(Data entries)
═══
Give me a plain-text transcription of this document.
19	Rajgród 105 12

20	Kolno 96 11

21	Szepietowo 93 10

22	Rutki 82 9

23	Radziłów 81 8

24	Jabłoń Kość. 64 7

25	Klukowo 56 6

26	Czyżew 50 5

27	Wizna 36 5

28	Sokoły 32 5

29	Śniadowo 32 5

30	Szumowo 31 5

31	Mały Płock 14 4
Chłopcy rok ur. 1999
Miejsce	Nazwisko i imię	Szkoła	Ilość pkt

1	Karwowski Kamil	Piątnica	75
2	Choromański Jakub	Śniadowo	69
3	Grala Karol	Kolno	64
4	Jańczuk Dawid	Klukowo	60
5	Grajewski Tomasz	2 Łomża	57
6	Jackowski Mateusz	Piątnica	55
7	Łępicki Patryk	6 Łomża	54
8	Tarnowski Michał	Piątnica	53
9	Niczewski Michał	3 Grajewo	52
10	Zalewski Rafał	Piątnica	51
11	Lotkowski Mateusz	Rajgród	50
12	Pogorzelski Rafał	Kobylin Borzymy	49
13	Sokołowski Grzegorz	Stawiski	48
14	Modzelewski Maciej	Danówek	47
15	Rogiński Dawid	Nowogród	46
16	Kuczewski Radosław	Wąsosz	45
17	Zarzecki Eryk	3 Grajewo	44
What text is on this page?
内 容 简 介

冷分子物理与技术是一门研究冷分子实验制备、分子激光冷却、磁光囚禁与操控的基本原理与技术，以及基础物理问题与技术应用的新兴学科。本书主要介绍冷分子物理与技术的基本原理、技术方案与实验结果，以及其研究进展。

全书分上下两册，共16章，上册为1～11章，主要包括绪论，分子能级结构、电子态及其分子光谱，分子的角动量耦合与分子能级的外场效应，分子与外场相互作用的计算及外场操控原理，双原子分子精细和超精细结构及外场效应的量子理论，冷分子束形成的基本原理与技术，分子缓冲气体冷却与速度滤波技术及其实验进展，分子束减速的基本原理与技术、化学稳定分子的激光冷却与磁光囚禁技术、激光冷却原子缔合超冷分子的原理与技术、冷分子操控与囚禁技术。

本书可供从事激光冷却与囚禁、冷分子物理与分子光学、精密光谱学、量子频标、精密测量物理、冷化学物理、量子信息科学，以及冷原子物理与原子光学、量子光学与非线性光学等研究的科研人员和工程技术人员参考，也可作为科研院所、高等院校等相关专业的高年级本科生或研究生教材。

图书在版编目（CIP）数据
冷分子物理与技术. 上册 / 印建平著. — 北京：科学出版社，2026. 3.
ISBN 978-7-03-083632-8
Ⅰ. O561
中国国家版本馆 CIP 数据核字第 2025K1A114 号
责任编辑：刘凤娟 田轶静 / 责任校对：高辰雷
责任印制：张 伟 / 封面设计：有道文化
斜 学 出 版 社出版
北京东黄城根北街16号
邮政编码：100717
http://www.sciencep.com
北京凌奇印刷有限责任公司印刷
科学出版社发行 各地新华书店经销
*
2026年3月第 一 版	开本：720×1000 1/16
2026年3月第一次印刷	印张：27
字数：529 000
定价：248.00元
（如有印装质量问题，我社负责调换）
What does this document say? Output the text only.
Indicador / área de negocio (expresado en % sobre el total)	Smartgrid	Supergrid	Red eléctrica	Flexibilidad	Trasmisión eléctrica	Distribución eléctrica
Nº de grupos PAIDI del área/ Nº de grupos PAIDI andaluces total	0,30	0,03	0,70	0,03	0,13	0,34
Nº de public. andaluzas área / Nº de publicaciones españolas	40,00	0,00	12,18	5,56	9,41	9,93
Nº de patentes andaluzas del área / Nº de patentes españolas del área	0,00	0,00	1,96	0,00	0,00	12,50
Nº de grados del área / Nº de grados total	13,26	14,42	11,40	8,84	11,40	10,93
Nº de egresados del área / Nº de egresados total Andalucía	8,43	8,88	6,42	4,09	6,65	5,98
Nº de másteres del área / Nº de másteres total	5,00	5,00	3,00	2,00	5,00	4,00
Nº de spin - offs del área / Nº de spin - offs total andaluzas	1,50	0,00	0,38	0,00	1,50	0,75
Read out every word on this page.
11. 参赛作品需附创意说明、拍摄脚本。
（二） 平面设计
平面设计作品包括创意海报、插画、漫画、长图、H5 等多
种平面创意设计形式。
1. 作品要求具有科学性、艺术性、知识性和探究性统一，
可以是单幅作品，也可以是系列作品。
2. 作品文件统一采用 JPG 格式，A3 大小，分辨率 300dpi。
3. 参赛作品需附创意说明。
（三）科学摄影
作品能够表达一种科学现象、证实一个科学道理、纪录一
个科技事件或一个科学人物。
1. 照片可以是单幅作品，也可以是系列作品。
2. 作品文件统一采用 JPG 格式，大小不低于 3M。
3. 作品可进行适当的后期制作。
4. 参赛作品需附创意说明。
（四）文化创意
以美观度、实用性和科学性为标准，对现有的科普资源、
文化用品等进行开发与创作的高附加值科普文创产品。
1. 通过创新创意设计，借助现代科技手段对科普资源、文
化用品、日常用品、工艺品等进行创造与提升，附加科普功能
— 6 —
═══
Please repeat the material above, word for word and in full.

Give me a plain-text transcription of this document.
19	Rajgród 105 12

20	Kolno 96 11

21	Szepietowo 93 10

22	Rutki 82 9

23	Radziłów 81 8

24	Jabłoń Kość. 64 7

25	Klukowo 56 6

26	Czyżew 50 5

27	Wizna 36 5

28	Sokoły 32 5

29	Śniadowo 32 5

30	Szumowo 31 5

31	Mały Płock 14 4
Chłopcy rok ur. 1999
Miejsce	Nazwisko i imię	Szkoła	Ilość pkt

1	Karwowski Kamil	Piątnica	75
2	Choromański Jakub	Śniadowo	69
3	Grala Karol	Kolno	64
4	Jańczuk Dawid	Klukowo	60
5	Grajewski Tomasz	2 Łomża	57
6	Jackowski Mateusz	Piątnica	55
7	Łępicki Patryk	6 Łomża	54
8	Tarnowski Michał	Piątnica	53
9	Niczewski Michał	3 Grajewo	52
10	Zalewski Rafał	Piątnica	51
11	Lotkowski Mateusz	Rajgród	50
12	Pogorzelski Rafał	Kobylin Borzymy	49
13	Sokołowski Grzegorz	Stawiski	48
14	Modzelewski Maciej	Danówek	47
15	Rogiński Dawid	Nowogród	46
16	Kuczewski Radosław	Wąsosz	45
17	Zarzecki Eryk	3 Grajewo	44
What text is on this page?
内 容 简 介

冷分子物理与技术是一门研究冷分子实验制备、分子激光冷却、磁光囚禁与操控的基本原理与技术，以及基础物理问题与技术应用的新兴学科。本书主要介绍冷分子物理与技术的基本原理、技术方案与实验结果，以及其研究进展。

全书分上下两册，共16章，上册为1～11章，主要包括绪论，分子能级结构、电子态及其分子光谱，分子的角动量耦合与分子能级的外场效应，分子与外场相互作用的计算及外场操控原理，双原子分子精细和超精细结构及外场效应的量子理论，冷分子束形成的基本原理与技术，分子缓冲气体冷却与速度滤波技术及其实验进展，分子束减速的基本原理与技术、化学稳定分子的激光冷却与磁光囚禁技术、激光冷却原子缔合超冷分子的原理与技术、冷分子操控与囚禁技术。

本书可供从事激光冷却与囚禁、冷分子物理与分子光学、精密光谱学、量子频标、精密测量物理、冷化学物理、量子信息科学，以及冷原子物理与原子光学、量子光学与非线性光学等研究的科研人员和工程技术人员参考，也可作为科研院所、高等院校等相关专业的高年级本科生或研究生教材。

图书在版编目（CIP）数据
冷分子物理与技术. 上册 / 印建平著. — 北京：科学出版社，2026. 3.
ISBN 978-7-03-083632-8
Ⅰ. O561
中国国家版本馆 CIP 数据核字第 2025K1A114 号
责任编辑：刘凤娟 田轶静 / 责任校对：高辰雷
责任印制：张 伟 / 封面设计：有道文化
斜 学 出 版 社出版
北京东黄城根北街16号
邮政编码：100717
http://www.sciencep.com
北京凌奇印刷有限责任公司印刷
科学出版社发行 各地新华书店经销
*
2026年3月第 一 版	开本：720×1000 1/16
2026年3月第一次印刷	印张：27
字数：529 000
定价：248.00元
（如有印装质量问题，我社负责调换）
What does this document say? Output the text only.
Indicador / área de negocio (expresado en % sobre el total)	Smartgrid	Supergrid	Red eléctrica	Flexibilidad	Trasmisión eléctrica	Distribución eléctrica
Nº de grupos PAIDI del área/ Nº de grupos PAIDI andaluces total	0,30	0,03	0,70	0,03	0,13	0,34
Nº de public. andaluzas área / Nº de publicaciones españolas	40,00	0,00	12,18	5,56	9,41	9,93
Nº de patentes andaluzas del área / Nº de patentes españolas del área	0,00	0,00	1,96	0,00	0,00	12,50
Nº de grados del área / Nº de grados total	13,26	14,42	11,40	8,84	11,40	10,93
Nº de egresados del área / Nº de egresados total Andalucía	8,43	8,88	6,42	4,09	6,65	5,98
Nº de másteres del área / Nº de másteres total	5,00	5,00	3,00	2,00	5,00	4,00
Nº de spin - offs del área / Nº de spin - offs total andaluzas	1,50	0,00	0,38	0,00	1,50	0,75
Read out every word on this page.
11. 参赛作品需附创意说明、拍摄脚本。
（二） 平面设计
平面设计作品包括创意海报、插画、漫画、长图、H5 等多
种平面创意设计形式。
1. 作品要求具有科学性、艺术性、知识性和探究性统一，
可以是单幅作品，也可以是系列作品。
2. 作品文件统一采用 JPG 格式，A3 大小，分辨率 300dpi。
3. 参赛作品需附创意说明。
（三）科学摄影
作品能够表达一种科学现象、证实一个科学道理、纪录一
个科技事件或一个科学人物。
1. 照片可以是单幅作品，也可以是系列作品。
2. 作品文件统一采用 JPG 格式，大小不低于 3M。
3. 作品可进行适当的后期制作。
4. 参赛作品需附创意说明。
（四）文化创意
以美观度、实用性和科学性为标准，对现有的科普资源、
文化用品等进行开发与创作的高附加值科普文创产品。
1. 通过创新创意设计，借助现代科技手段对科普资源、文
化用品、日常用品、工艺品等进行创造与提升，附加科普功能
— 6 —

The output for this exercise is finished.